- Aim of the exercise -
Report only the number of lines that hold the word "System".

---- Items

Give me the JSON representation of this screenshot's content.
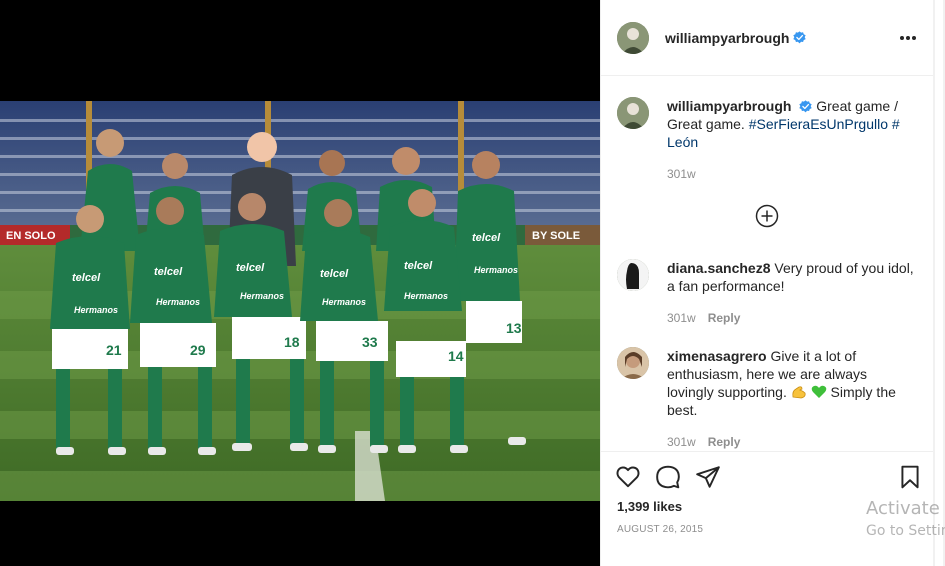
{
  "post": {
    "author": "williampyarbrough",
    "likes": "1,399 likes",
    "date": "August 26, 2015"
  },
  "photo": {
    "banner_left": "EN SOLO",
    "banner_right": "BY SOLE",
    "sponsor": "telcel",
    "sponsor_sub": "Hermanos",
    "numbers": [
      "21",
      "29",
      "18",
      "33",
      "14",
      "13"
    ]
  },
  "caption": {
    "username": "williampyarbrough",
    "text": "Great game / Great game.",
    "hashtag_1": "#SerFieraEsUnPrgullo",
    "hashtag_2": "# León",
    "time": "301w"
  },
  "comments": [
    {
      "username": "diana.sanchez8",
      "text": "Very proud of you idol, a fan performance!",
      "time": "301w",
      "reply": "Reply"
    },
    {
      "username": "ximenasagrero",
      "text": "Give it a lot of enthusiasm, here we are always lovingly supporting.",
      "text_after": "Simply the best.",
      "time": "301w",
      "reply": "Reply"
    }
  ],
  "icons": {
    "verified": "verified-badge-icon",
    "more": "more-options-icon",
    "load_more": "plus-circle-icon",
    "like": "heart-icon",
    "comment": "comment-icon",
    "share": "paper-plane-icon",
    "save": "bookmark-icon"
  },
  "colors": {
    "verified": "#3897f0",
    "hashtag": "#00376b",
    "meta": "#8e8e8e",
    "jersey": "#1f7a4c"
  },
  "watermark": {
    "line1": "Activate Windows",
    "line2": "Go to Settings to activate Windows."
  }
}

--------
---- Items

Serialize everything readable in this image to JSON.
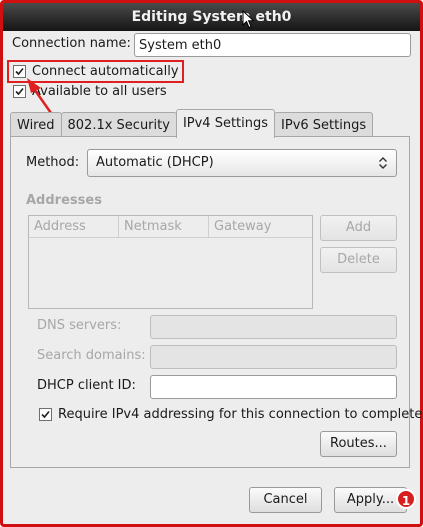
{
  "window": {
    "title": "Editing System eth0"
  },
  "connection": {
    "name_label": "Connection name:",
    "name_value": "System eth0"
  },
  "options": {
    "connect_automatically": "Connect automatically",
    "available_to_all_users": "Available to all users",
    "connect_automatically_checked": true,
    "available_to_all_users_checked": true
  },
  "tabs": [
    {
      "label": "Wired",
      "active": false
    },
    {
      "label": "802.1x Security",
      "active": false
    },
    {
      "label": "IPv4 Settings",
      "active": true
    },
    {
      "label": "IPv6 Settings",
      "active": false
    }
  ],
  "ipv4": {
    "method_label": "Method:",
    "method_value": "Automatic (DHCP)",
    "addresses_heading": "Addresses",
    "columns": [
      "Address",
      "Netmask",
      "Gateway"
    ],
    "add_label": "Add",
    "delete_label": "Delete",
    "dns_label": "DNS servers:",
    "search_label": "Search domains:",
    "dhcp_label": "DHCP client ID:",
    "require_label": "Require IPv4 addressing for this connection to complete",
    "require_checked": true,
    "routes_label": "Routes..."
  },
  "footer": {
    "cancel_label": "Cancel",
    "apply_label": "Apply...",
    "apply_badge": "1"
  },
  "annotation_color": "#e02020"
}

--------

- Exercise answer -
2